**Questões de estudo:**
a – Transcreva a parte do trecho sobre o WhatsApp e as ordens judiciais que começa em "2. Dificulta (ainda" e termina em "liberou as conversas.".
b – Dê continuidade ao trecho sobre o WhatsApp e as ordens judiciais a partir da última frase apresentada.

**Trecho fornecido:**
++++++++++++++++++++
2. Dificulta (ainda mais) o cumprimento de ordens
judiciais
No
início do mês de março, o vice-presidente do Facebook para a América Latina,
Diego Dzodan, ficou preso por cerca de 24 horas em São Paulo após mandado
expedido por um juiz da cidade de Lagarto (SE).
A
Polícia Federal havia solicitado a quebra do sigilo de mensagens no WhatsApp
para uma investigação de tráfico de drogas interestadual. O Facebook, no
entanto, não liberou as conversas.
Criptografia foi aplicada automaticamente para
todos os usuários do serviço e não é opcional
Em
novembro de 2015, o aplicativo foi bloqueado no Brasil por 12 horas por um
motivo semelhante.
++++++++++++++++++++
**Amostra dos dados:**
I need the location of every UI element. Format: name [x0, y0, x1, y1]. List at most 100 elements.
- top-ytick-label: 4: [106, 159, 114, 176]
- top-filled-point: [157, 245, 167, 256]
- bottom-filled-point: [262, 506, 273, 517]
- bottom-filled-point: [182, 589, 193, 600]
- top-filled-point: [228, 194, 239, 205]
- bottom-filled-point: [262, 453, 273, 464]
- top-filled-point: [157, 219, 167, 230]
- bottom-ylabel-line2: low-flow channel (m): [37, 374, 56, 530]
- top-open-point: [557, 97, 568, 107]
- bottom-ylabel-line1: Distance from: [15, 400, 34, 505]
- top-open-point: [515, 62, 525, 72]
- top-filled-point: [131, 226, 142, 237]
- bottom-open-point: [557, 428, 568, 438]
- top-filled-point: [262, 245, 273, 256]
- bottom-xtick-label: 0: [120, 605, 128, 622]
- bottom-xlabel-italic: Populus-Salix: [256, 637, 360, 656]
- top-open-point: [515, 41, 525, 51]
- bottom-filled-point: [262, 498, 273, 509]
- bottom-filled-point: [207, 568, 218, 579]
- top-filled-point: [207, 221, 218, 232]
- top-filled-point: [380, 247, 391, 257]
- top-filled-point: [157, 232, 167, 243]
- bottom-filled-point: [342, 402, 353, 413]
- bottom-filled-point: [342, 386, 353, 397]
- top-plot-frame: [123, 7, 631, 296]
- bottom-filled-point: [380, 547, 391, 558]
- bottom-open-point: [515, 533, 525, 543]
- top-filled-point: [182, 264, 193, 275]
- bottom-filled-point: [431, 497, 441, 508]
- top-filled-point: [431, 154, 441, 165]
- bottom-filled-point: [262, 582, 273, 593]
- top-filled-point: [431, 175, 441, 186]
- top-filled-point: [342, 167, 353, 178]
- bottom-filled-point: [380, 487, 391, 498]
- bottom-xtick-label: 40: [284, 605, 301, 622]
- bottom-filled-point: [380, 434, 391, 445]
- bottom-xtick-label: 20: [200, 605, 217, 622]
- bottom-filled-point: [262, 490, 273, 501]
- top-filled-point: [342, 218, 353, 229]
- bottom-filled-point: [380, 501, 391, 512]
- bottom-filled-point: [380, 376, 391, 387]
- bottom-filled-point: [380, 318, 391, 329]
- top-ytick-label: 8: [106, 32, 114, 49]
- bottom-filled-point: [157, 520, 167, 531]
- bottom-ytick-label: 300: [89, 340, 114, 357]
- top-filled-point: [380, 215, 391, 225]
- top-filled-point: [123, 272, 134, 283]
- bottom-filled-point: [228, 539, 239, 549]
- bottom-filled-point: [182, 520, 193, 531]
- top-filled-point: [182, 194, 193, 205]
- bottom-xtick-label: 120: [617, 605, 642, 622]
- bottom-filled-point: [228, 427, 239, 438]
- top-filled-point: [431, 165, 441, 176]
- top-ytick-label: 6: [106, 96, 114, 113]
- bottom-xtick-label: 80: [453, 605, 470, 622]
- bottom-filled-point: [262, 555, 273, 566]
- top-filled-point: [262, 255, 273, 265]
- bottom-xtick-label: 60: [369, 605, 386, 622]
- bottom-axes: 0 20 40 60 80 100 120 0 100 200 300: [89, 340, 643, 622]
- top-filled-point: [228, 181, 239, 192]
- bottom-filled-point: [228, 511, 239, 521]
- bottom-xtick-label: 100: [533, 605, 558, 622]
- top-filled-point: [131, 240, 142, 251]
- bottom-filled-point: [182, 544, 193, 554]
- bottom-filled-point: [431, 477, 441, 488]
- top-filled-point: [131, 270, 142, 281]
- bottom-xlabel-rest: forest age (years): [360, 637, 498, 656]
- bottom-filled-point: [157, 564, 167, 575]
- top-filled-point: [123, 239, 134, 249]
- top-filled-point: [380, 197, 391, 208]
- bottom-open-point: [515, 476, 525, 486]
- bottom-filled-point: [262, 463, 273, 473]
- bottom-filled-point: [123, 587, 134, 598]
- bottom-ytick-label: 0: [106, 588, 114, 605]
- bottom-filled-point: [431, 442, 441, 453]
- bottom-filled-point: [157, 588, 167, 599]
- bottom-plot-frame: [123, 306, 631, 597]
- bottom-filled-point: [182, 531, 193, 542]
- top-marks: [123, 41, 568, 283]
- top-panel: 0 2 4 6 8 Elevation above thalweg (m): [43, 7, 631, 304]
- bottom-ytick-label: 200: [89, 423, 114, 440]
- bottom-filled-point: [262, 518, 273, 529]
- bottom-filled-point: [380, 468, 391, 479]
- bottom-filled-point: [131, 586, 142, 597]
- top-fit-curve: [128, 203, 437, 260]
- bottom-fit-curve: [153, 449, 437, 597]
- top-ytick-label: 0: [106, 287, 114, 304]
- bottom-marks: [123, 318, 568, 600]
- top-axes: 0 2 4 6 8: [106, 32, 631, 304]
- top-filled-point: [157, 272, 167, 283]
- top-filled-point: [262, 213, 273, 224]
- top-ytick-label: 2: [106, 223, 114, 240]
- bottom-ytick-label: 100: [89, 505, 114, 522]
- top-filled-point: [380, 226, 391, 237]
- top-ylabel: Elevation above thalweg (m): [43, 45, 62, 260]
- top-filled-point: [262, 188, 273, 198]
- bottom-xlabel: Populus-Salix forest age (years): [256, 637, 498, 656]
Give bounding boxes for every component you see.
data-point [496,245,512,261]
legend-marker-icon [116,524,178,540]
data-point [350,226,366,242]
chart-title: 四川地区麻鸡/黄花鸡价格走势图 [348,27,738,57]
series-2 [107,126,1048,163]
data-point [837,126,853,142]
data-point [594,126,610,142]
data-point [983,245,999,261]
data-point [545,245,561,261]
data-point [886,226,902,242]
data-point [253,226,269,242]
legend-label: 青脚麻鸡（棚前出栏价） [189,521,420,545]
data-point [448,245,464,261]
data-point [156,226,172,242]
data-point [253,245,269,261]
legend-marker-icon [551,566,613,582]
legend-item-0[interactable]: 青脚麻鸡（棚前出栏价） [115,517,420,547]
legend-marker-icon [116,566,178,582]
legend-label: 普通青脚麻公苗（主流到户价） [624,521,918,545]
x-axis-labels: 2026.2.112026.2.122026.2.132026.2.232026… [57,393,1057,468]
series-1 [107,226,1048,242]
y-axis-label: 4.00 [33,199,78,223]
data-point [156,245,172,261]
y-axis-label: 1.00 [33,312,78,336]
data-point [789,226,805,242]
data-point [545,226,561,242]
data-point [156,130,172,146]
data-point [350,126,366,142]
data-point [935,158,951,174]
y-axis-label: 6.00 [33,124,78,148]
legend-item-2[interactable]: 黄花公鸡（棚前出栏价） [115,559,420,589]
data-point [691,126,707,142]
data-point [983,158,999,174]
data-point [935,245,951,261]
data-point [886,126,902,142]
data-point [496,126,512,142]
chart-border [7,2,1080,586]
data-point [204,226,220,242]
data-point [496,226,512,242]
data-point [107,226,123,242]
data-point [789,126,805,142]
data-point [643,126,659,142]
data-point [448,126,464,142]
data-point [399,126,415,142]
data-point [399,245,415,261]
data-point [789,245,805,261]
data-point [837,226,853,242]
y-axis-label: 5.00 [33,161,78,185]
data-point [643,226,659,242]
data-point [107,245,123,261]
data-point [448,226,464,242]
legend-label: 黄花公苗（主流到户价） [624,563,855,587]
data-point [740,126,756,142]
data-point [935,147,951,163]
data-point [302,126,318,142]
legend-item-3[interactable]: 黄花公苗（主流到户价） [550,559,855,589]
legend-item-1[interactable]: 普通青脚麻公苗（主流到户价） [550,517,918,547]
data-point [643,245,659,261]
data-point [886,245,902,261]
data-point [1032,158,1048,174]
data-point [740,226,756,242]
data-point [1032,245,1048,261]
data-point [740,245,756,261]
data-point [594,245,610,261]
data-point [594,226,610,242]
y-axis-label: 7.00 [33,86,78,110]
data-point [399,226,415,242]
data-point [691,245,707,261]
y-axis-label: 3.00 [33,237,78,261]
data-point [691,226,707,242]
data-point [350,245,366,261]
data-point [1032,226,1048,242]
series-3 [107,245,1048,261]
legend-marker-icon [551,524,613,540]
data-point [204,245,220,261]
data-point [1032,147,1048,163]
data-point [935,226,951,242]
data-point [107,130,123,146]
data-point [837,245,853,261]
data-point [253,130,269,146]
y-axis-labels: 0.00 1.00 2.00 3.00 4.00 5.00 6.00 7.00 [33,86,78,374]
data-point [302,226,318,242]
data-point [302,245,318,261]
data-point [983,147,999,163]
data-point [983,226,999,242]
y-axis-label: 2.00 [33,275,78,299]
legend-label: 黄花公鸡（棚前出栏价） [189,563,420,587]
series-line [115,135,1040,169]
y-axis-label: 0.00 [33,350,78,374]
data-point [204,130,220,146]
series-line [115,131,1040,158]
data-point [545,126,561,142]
++++++++++++++++++++
**Respostas das tarefas:**
a –
2. Dificulta (ainda mais) o cumprimento de ordens
judiciais
No
início do mês de março, o vice-presidente do Facebook para a América Latina,
Diego Dzodan, ficou preso por cerca de 24 horas em São Paulo após mandado
expedido por um juiz da cidade de Lagarto (SE).
A
Polícia Federal havia solicitado a quebra do sigilo de mensagens no WhatsApp
para uma investigação de tráfico de drogas interestadual. O Facebook, no
entanto, não liberou as conversas.

b –
"Eles
não conseguiam obedecer as decisões judiciais justamente porque já não
armazenavam as mensagens. Agora, mesmo que o hacker ou uma agência do governo
tentasse entrar numa comunicação e interceptasse o conteúdo, seria muito
difícil compreendê-lo, por causa da criptografia. É como um correio que não tem
condição de abrir as cartas", explica Mario Viola.
O
aplicativo já usava criptografia, em menor escala, desde 2012. As mensagens de
texto eram cifradas durante o curto
período em que ficavam armazenadas nos servidores da empresa.
Elas
são apagadas dos servidores assim que são entregues ao destinatário.
"A
partir de agora, a empresa pode comprovar, de maneira técnica, que não tem
acesso ao conteúdo das mensagens que transitam em seus servidores. Fica mais
fácil se defender das decisões judiciais", diz Gabriel Aleixo.
3. Torna a vida de hackers e autoridades mais
difícil (e a de ativistas ou criminosos que usam o app, mais fácil)
A
Anistia Internacional disse que o anúncio representa uma "grande
vitória" para a privacidade e a liberdade de expressão.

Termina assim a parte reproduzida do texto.